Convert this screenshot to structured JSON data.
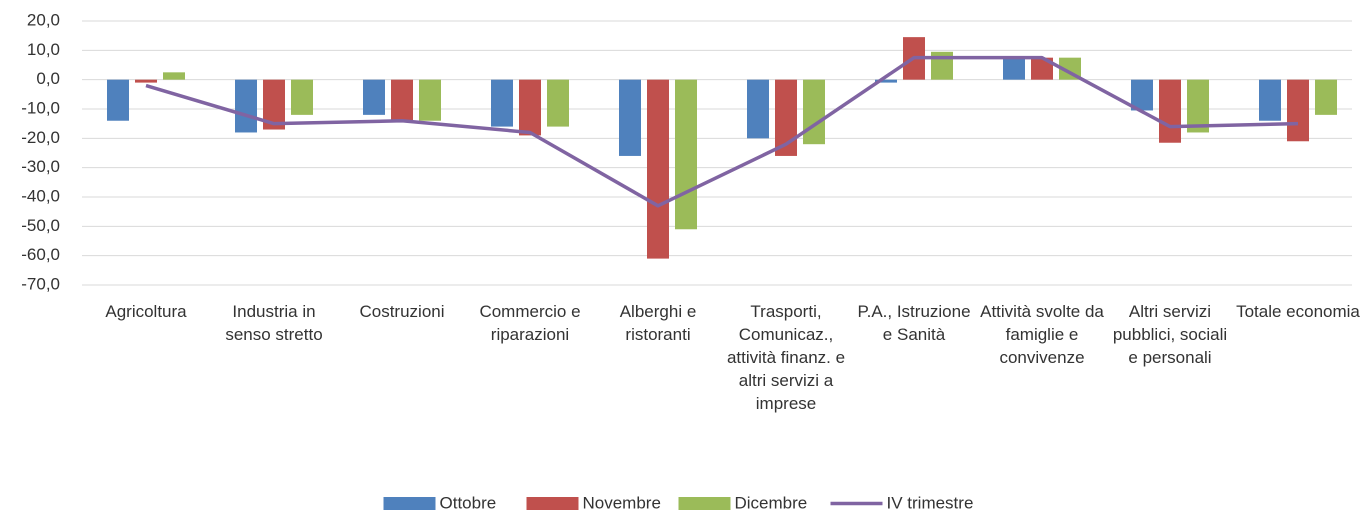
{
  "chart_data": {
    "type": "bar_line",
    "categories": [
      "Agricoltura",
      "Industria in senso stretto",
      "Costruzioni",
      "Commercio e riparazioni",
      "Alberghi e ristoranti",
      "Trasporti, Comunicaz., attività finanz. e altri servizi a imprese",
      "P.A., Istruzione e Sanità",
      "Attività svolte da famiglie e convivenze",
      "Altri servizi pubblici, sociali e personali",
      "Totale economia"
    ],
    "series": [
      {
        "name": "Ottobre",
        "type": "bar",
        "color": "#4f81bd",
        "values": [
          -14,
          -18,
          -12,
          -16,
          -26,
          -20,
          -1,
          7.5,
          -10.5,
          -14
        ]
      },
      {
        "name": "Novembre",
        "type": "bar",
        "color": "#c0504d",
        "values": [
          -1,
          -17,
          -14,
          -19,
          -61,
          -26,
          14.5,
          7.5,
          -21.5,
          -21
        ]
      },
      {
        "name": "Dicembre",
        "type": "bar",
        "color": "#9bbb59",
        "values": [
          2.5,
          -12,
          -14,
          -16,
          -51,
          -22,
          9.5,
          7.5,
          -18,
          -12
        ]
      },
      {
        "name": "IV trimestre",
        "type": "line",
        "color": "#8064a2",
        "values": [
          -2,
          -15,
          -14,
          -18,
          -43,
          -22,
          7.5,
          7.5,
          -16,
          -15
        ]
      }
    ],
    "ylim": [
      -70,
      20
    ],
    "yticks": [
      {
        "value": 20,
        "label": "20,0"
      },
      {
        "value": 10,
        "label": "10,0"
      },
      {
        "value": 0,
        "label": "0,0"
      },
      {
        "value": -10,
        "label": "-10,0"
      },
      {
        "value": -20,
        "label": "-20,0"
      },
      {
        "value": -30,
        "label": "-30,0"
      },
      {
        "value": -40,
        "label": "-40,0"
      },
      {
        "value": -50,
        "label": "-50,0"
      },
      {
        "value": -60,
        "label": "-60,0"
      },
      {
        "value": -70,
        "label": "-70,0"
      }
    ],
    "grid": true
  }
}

-- -- --

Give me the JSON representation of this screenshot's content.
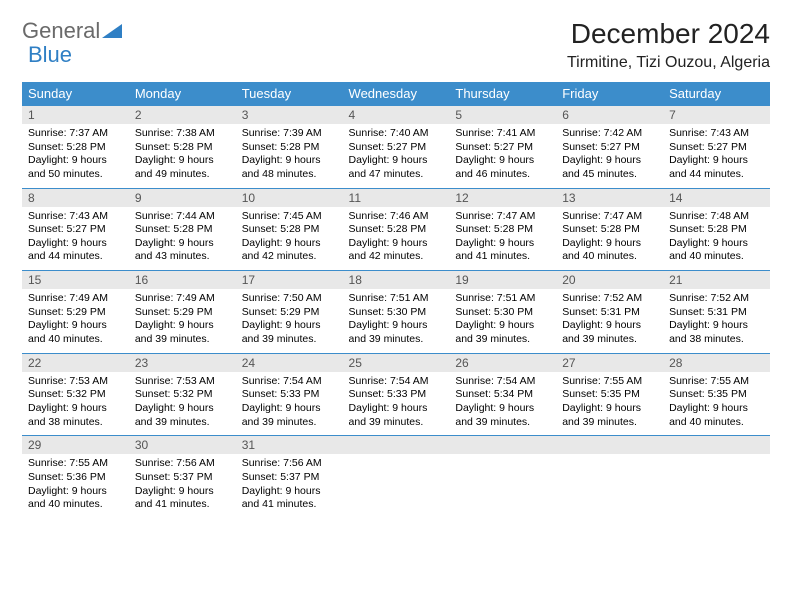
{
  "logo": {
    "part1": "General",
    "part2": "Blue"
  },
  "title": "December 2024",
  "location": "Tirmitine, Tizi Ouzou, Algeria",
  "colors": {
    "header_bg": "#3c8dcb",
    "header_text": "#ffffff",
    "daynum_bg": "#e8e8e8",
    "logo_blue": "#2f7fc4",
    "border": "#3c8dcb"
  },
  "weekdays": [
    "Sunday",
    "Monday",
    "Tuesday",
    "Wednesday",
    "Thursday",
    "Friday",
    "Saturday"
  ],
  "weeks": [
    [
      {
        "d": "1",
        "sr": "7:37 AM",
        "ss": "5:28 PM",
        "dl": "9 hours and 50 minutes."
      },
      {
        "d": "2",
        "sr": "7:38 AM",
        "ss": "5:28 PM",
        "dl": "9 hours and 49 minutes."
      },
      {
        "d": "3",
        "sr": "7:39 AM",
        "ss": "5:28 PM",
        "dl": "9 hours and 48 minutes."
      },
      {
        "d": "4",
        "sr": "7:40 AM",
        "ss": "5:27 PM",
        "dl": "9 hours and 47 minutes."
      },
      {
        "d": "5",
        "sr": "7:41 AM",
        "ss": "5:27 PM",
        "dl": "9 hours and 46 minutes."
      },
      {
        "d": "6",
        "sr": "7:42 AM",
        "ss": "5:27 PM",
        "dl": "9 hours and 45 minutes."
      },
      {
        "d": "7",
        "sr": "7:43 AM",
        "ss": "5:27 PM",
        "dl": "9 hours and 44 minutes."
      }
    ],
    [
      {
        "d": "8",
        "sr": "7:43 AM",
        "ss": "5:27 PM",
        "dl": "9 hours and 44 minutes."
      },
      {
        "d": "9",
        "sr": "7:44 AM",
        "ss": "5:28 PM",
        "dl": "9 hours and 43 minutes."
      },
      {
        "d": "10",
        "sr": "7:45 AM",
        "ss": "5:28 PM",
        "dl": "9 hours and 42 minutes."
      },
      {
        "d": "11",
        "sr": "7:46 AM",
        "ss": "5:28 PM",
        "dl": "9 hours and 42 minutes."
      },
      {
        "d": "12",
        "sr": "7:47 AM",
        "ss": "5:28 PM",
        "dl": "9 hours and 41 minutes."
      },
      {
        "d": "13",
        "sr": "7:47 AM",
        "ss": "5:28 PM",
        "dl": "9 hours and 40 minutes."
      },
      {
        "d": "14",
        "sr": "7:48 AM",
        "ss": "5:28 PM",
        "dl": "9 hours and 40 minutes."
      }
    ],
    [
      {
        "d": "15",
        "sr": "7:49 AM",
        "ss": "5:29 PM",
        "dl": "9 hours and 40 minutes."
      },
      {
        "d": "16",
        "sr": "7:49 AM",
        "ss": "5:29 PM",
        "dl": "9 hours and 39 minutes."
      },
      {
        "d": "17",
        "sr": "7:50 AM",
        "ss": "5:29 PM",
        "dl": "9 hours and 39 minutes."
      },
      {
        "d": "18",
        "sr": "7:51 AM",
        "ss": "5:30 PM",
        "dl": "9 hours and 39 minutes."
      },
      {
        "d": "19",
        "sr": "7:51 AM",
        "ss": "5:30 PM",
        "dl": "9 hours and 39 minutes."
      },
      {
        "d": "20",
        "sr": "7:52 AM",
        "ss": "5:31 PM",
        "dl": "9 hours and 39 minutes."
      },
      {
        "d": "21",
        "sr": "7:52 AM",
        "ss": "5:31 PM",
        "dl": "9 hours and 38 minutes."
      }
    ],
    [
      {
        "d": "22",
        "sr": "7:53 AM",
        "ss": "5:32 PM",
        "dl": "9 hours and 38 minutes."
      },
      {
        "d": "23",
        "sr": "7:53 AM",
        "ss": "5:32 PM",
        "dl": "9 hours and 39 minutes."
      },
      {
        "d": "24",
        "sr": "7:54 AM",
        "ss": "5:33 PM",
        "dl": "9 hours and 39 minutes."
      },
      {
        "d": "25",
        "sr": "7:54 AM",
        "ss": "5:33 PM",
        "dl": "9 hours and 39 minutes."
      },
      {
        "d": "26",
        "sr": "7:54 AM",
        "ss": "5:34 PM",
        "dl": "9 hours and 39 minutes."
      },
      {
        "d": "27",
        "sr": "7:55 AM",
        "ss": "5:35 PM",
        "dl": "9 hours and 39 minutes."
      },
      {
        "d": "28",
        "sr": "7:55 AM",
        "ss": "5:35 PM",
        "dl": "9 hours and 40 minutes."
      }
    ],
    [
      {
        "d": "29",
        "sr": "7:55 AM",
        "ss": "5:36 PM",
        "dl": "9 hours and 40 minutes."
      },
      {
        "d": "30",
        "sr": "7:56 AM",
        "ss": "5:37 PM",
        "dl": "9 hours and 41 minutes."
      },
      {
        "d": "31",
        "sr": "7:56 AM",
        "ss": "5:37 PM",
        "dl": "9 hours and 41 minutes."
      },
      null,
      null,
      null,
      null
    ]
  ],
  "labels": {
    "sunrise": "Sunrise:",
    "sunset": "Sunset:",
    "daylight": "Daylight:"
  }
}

-- -- --

The request. Copy each line that holds the word "screenshot".

Task solution.
Convert this screenshot to structured JSON data.
Give me the JSON representation of this screenshot's content.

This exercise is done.